Read through the data and count the lines that contain the string "into"; give only the result.

Figure record extracts:
○ ○ ○ ○

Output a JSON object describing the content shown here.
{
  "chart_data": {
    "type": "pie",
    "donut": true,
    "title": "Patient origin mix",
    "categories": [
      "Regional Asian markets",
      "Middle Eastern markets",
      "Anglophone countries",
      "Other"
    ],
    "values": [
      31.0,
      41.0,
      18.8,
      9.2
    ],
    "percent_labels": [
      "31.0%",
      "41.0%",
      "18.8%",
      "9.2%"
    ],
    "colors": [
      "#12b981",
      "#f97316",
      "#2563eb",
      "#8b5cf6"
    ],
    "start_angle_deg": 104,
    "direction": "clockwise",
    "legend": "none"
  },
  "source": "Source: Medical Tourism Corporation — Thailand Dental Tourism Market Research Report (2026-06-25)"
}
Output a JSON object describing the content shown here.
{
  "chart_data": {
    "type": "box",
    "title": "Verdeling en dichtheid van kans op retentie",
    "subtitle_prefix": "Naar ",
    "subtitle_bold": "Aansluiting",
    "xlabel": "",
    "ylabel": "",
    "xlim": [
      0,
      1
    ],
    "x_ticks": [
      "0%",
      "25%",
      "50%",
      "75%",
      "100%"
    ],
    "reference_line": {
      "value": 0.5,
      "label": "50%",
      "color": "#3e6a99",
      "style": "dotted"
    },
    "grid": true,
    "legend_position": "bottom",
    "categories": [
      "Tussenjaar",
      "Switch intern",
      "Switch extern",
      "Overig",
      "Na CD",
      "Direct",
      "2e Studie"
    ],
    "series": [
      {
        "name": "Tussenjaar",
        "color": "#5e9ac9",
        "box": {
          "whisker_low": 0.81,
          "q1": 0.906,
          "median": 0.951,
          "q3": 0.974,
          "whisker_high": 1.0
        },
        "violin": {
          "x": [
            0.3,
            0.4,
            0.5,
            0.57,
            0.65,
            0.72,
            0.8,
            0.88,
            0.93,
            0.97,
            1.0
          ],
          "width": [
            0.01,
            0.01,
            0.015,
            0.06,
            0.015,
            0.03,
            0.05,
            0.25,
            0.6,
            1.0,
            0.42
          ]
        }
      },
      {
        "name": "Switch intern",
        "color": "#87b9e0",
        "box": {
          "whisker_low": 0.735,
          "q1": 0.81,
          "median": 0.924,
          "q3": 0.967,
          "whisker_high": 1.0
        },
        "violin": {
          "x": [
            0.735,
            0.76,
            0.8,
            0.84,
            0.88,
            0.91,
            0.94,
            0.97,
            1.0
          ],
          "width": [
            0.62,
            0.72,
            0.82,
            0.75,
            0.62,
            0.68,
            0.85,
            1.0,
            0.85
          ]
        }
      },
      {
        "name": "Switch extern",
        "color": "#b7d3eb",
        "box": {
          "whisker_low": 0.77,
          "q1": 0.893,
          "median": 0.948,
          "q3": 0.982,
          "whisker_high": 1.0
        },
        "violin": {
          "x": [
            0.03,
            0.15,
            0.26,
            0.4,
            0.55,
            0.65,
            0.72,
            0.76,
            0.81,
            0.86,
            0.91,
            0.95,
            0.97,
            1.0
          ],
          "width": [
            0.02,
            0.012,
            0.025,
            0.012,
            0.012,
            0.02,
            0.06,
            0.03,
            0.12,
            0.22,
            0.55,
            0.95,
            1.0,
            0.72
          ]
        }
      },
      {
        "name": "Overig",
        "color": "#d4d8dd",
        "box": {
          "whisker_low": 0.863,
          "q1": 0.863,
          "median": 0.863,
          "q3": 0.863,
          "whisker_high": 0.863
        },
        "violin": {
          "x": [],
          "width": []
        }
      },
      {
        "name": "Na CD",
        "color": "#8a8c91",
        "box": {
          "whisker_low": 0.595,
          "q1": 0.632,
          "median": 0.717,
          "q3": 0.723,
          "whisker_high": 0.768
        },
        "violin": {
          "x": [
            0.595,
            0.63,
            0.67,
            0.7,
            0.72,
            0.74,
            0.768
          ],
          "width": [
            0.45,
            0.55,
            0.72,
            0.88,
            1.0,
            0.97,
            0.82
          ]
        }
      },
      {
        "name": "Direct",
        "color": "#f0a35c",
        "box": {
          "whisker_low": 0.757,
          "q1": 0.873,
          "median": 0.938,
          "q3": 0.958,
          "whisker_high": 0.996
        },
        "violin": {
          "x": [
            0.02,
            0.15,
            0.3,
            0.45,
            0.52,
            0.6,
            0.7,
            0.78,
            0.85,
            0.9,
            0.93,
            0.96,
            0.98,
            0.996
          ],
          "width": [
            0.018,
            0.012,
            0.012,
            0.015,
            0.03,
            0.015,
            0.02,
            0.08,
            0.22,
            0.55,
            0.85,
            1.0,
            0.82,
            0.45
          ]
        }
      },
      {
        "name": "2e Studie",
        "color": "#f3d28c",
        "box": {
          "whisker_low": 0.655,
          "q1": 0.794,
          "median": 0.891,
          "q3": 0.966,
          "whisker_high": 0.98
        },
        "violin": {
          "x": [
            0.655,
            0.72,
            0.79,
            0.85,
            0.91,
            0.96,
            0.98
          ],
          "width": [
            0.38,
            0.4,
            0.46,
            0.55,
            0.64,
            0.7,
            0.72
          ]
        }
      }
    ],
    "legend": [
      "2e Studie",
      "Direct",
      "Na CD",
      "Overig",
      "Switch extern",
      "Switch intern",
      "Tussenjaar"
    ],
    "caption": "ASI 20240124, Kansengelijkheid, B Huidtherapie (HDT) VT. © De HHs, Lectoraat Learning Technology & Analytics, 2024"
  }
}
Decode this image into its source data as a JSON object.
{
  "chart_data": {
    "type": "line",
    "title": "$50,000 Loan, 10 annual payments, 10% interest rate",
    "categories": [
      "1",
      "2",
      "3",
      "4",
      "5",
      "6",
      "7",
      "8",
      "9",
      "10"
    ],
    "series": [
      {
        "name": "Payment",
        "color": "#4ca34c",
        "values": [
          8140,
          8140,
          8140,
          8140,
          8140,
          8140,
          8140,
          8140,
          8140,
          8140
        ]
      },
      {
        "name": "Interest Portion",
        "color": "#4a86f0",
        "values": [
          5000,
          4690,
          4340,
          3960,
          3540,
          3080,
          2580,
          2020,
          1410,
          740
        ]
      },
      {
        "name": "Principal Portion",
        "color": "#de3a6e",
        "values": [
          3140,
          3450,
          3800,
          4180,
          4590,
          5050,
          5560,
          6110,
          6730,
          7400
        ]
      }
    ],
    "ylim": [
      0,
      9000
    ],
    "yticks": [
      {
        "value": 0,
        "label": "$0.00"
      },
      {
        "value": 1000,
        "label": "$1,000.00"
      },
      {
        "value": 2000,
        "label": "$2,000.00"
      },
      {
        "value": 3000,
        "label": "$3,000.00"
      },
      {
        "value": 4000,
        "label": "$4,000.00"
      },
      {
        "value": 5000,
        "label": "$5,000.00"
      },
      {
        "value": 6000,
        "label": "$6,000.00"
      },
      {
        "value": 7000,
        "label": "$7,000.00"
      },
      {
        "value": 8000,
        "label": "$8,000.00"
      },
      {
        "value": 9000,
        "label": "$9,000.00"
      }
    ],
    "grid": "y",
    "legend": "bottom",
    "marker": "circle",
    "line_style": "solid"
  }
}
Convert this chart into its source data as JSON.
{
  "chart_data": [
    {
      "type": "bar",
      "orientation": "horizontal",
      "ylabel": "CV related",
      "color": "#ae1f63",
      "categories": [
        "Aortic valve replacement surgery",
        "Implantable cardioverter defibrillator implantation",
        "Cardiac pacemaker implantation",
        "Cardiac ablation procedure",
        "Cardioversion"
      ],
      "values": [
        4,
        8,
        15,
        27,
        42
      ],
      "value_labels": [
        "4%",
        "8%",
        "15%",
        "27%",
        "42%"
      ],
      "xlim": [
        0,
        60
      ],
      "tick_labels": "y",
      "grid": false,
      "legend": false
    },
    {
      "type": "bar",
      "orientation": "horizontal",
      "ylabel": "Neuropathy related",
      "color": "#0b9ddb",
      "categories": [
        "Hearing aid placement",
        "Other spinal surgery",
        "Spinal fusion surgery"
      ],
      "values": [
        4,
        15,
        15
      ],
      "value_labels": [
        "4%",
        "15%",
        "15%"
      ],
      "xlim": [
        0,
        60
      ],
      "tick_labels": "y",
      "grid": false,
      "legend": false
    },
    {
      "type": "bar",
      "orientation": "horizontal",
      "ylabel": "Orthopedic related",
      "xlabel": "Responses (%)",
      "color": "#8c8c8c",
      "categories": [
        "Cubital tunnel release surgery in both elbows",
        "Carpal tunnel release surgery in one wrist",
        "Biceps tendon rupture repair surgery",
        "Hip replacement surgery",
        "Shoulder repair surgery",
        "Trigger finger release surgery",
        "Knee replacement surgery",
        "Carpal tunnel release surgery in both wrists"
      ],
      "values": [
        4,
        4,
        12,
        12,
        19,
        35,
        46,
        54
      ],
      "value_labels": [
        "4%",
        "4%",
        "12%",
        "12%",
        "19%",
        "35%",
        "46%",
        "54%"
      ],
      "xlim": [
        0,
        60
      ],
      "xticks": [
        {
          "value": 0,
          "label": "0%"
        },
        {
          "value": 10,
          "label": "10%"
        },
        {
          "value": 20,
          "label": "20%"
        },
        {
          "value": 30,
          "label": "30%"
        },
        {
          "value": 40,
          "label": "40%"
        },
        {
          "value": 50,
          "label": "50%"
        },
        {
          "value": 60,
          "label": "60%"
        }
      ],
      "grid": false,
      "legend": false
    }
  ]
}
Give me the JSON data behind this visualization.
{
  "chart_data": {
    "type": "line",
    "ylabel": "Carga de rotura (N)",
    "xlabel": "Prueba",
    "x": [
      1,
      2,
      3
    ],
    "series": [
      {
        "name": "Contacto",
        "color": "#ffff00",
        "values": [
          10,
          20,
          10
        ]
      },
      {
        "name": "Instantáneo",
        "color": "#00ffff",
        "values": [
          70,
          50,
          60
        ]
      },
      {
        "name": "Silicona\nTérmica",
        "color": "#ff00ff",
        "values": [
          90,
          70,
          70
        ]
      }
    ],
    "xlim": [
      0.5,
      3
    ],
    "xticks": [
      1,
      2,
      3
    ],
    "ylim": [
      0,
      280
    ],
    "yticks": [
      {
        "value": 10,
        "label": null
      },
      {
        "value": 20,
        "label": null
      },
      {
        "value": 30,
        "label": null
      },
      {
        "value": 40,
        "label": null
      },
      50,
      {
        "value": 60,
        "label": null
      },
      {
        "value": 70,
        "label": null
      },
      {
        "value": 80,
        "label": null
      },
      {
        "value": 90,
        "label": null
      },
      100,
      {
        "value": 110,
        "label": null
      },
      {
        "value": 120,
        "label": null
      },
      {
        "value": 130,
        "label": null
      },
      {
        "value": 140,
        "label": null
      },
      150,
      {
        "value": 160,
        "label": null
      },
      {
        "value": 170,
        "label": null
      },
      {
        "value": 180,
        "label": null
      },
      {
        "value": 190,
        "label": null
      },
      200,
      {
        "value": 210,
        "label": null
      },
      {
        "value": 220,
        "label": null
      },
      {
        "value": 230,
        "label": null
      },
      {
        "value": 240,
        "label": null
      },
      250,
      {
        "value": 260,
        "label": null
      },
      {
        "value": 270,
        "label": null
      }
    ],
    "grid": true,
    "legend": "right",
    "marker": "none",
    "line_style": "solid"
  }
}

○ ○ ○ ○

> RESULT OF THE TASK
2